GIVEN REQUEST:
Take the data that follows and retype it word for word.

════════════════════

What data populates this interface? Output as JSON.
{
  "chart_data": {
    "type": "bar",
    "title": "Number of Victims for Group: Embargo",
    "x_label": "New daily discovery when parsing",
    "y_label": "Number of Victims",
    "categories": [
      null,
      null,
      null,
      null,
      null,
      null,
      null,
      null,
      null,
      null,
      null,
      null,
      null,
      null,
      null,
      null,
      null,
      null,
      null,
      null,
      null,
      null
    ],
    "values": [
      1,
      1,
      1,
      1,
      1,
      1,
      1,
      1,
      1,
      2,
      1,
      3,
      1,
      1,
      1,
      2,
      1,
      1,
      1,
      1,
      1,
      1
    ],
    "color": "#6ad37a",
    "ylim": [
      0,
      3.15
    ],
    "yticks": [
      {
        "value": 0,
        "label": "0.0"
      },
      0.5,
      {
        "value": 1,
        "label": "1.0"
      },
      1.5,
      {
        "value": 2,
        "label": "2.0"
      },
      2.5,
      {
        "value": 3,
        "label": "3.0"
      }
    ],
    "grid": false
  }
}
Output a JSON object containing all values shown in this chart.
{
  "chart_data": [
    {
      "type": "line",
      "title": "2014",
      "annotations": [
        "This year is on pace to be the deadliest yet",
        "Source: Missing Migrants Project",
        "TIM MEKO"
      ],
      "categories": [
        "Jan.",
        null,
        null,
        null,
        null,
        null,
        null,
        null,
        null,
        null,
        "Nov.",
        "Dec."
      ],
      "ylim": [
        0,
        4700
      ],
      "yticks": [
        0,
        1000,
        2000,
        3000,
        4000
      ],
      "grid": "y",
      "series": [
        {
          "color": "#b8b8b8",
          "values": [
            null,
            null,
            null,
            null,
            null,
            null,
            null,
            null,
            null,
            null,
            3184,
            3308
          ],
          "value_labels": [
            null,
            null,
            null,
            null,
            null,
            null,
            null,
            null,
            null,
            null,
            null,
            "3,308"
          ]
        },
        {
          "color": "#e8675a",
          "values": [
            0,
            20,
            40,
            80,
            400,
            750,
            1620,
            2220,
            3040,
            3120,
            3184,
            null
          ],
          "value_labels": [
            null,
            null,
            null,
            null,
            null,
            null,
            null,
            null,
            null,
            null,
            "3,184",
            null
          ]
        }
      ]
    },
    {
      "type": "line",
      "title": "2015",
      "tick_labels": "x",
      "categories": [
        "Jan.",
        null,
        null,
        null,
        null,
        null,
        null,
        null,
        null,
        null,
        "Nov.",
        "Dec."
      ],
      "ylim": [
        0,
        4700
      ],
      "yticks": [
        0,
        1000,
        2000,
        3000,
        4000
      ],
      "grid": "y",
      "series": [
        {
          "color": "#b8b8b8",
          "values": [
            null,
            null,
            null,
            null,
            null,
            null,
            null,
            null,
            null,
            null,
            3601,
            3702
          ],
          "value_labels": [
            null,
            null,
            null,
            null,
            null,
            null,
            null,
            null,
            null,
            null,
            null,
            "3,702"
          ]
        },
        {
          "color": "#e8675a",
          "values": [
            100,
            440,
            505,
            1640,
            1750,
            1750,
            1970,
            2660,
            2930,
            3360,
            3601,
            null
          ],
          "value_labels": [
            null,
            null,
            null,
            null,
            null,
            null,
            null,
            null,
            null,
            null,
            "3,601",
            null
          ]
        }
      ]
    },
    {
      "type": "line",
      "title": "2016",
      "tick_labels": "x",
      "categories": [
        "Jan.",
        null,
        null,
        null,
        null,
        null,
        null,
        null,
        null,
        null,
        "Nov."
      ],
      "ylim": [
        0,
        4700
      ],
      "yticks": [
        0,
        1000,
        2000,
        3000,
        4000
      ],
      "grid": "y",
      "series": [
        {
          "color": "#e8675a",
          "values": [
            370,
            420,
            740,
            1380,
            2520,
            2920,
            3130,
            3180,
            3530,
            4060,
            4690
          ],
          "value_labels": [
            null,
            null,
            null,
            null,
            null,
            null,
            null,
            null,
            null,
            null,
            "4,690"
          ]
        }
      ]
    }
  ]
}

════════════════════

ANSWER TO THE EXERCISE:
What data populates this interface? Output as JSON.
{
  "chart_data": {
    "type": "bar",
    "title": "Number of Victims for Group: Embargo",
    "x_label": "New daily discovery when parsing",
    "y_label": "Number of Victims",
    "categories": [
      null,
      null,
      null,
      null,
      null,
      null,
      null,
      null,
      null,
      null,
      null,
      null,
      null,
      null,
      null,
      null,
      null,
      null,
      null,
      null,
      null,
      null
    ],
    "values": [
      1,
      1,
      1,
      1,
      1,
      1,
      1,
      1,
      1,
      2,
      1,
      3,
      1,
      1,
      1,
      2,
      1,
      1,
      1,
      1,
      1,
      1
    ],
    "color": "#6ad37a",
    "ylim": [
      0,
      3.15
    ],
    "yticks": [
      {
        "value": 0,
        "label": "0.0"
      },
      0.5,
      {
        "value": 1,
        "label": "1.0"
      },
      1.5,
      {
        "value": 2,
        "label": "2.0"
      },
      2.5,
      {
        "value": 3,
        "label": "3.0"
      }
    ],
    "grid": false
  }
}
Output a JSON object containing all values shown in this chart.
{
  "chart_data": [
    {
      "type": "line",
      "title": "2014",
      "annotations": [
        "This year is on pace to be the deadliest yet",
        "Source: Missing Migrants Project",
        "TIM MEKO"
      ],
      "categories": [
        "Jan.",
        null,
        null,
        null,
        null,
        null,
        null,
        null,
        null,
        null,
        "Nov.",
        "Dec."
      ],
      "ylim": [
        0,
        4700
      ],
      "yticks": [
        0,
        1000,
        2000,
        3000,
        4000
      ],
      "grid": "y",
      "series": [
        {
          "color": "#b8b8b8",
          "values": [
            null,
            null,
            null,
            null,
            null,
            null,
            null,
            null,
            null,
            null,
            3184,
            3308
          ],
          "value_labels": [
            null,
            null,
            null,
            null,
            null,
            null,
            null,
            null,
            null,
            null,
            null,
            "3,308"
          ]
        },
        {
          "color": "#e8675a",
          "values": [
            0,
            20,
            40,
            80,
            400,
            750,
            1620,
            2220,
            3040,
            3120,
            3184,
            null
          ],
          "value_labels": [
            null,
            null,
            null,
            null,
            null,
            null,
            null,
            null,
            null,
            null,
            "3,184",
            null
          ]
        }
      ]
    },
    {
      "type": "line",
      "title": "2015",
      "tick_labels": "x",
      "categories": [
        "Jan.",
        null,
        null,
        null,
        null,
        null,
        null,
        null,
        null,
        null,
        "Nov.",
        "Dec."
      ],
      "ylim": [
        0,
        4700
      ],
      "yticks": [
        0,
        1000,
        2000,
        3000,
        4000
      ],
      "grid": "y",
      "series": [
        {
          "color": "#b8b8b8",
          "values": [
            null,
            null,
            null,
            null,
            null,
            null,
            null,
            null,
            null,
            null,
            3601,
            3702
          ],
          "value_labels": [
            null,
            null,
            null,
            null,
            null,
            null,
            null,
            null,
            null,
            null,
            null,
            "3,702"
          ]
        },
        {
          "color": "#e8675a",
          "values": [
            100,
            440,
            505,
            1640,
            1750,
            1750,
            1970,
            2660,
            2930,
            3360,
            3601,
            null
          ],
          "value_labels": [
            null,
            null,
            null,
            null,
            null,
            null,
            null,
            null,
            null,
            null,
            "3,601",
            null
          ]
        }
      ]
    },
    {
      "type": "line",
      "title": "2016",
      "tick_labels": "x",
      "categories": [
        "Jan.",
        null,
        null,
        null,
        null,
        null,
        null,
        null,
        null,
        null,
        "Nov."
      ],
      "ylim": [
        0,
        4700
      ],
      "yticks": [
        0,
        1000,
        2000,
        3000,
        4000
      ],
      "grid": "y",
      "series": [
        {
          "color": "#e8675a",
          "values": [
            370,
            420,
            740,
            1380,
            2520,
            2920,
            3130,
            3180,
            3530,
            4060,
            4690
          ],
          "value_labels": [
            null,
            null,
            null,
            null,
            null,
            null,
            null,
            null,
            null,
            null,
            "4,690"
          ]
        }
      ]
    }
  ]
}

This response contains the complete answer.